_Work to complete:_ Extract each line holding the word "есть" from the entries.
## Start Data lines
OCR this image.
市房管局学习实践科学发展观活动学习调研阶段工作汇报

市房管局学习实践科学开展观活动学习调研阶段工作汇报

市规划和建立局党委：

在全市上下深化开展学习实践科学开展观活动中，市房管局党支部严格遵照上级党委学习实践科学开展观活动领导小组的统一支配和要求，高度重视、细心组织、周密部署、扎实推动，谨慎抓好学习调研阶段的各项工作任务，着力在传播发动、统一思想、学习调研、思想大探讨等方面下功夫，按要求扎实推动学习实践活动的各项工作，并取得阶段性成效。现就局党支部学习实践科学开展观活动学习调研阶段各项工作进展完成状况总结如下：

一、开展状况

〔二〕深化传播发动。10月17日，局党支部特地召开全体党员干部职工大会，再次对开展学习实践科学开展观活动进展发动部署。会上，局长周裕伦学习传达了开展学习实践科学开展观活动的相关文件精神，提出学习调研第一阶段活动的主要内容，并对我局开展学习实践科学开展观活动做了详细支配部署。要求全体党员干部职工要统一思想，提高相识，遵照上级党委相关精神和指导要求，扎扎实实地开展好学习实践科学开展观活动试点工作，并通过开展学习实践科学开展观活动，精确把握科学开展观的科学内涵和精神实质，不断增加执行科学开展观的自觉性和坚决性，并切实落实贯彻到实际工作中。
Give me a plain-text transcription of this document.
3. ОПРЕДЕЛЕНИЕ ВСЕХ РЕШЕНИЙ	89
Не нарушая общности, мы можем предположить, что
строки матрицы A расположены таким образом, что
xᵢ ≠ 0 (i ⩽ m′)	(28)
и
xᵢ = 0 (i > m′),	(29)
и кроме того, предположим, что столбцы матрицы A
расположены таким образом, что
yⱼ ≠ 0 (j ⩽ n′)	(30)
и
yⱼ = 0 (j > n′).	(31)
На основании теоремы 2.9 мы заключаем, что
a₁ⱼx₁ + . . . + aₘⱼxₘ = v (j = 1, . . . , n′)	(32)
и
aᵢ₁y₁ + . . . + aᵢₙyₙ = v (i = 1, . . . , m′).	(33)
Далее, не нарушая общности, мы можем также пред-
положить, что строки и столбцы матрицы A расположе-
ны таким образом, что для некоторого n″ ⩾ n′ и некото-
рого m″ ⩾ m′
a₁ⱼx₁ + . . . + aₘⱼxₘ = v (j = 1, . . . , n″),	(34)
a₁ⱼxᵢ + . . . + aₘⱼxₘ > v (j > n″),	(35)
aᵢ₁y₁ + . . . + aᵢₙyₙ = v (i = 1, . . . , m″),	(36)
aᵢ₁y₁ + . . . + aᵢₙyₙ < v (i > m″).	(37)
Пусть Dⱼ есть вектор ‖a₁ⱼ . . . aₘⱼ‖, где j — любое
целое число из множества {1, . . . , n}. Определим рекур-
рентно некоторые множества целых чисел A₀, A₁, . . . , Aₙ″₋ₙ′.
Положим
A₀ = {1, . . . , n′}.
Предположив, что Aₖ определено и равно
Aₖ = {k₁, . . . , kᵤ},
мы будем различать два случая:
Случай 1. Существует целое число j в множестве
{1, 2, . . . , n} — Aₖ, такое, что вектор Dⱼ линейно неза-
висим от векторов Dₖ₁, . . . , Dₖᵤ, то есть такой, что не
## End Data lines
_Exercise result:_
Пусть Dⱼ есть вектор ‖a₁ⱼ . . . aₘⱼ‖, где j — любое
висим от векторов Dₖ₁, . . . , Dₖᵤ, то есть такой, что не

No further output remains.